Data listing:
◆ ◆ ◆ ◆
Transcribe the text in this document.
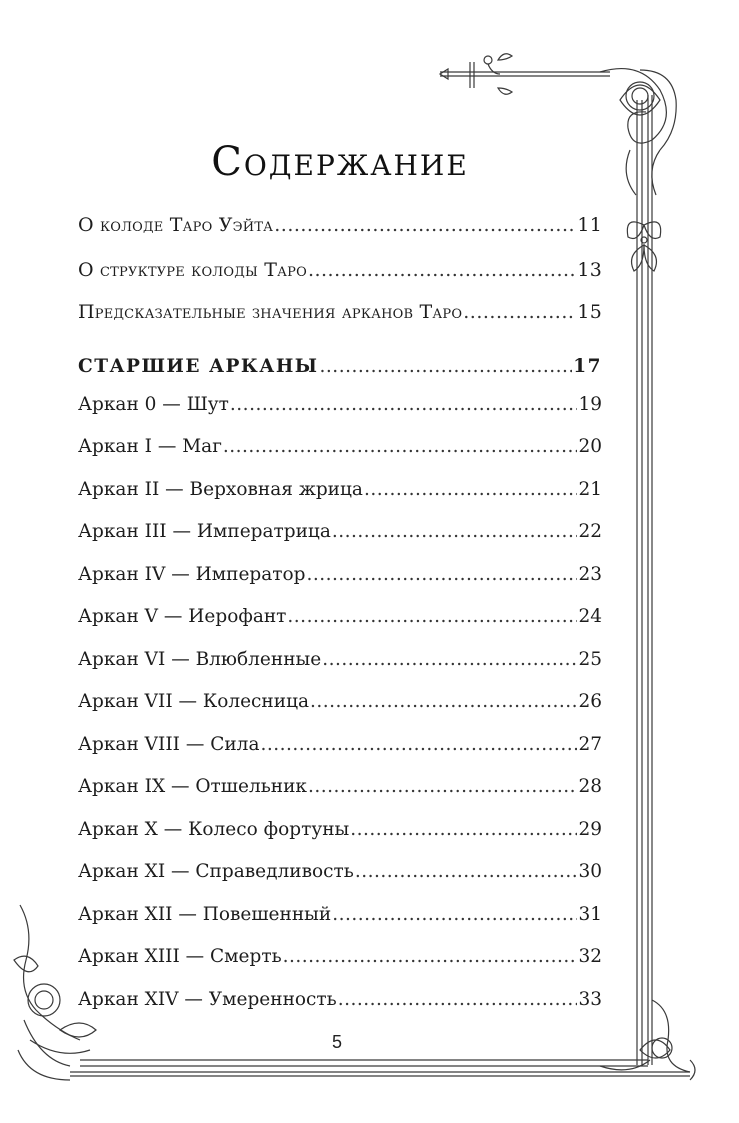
Содержание
О колоде Таро Уэйта .....	11
О структуре колоды Таро .....	13
Предсказательные значения арканов Таро .....	15
СТАРШИЕ АРКАНЫ .....	17
Аркан 0 — Шут .....	19
Аркан I — Маг .....	20
Аркан II — Верховная жрица .....	21
Аркан III — Императрица .....	22
Аркан IV — Император .....	23
Аркан V — Иерофант .....	24
Аркан VI — Влюбленные .....	25
Аркан VII — Колесница .....	26
Аркан VIII — Сила .....	27
Аркан IX — Отшельник .....	28
Аркан X — Колесо фортуны .....	29
Аркан XI — Справедливость .....	30
Аркан XII — Повешенный .....	31
Аркан XIII — Смерть .....	32
Аркан XIV — Умеренность .....	33
5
◆ ◆ ◆ ◆
List all lines holding the string "Таро".

О колоде Таро Уэйта .....	11
О структуре колоды Таро .....	13
Предсказательные значения арканов Таро .....	15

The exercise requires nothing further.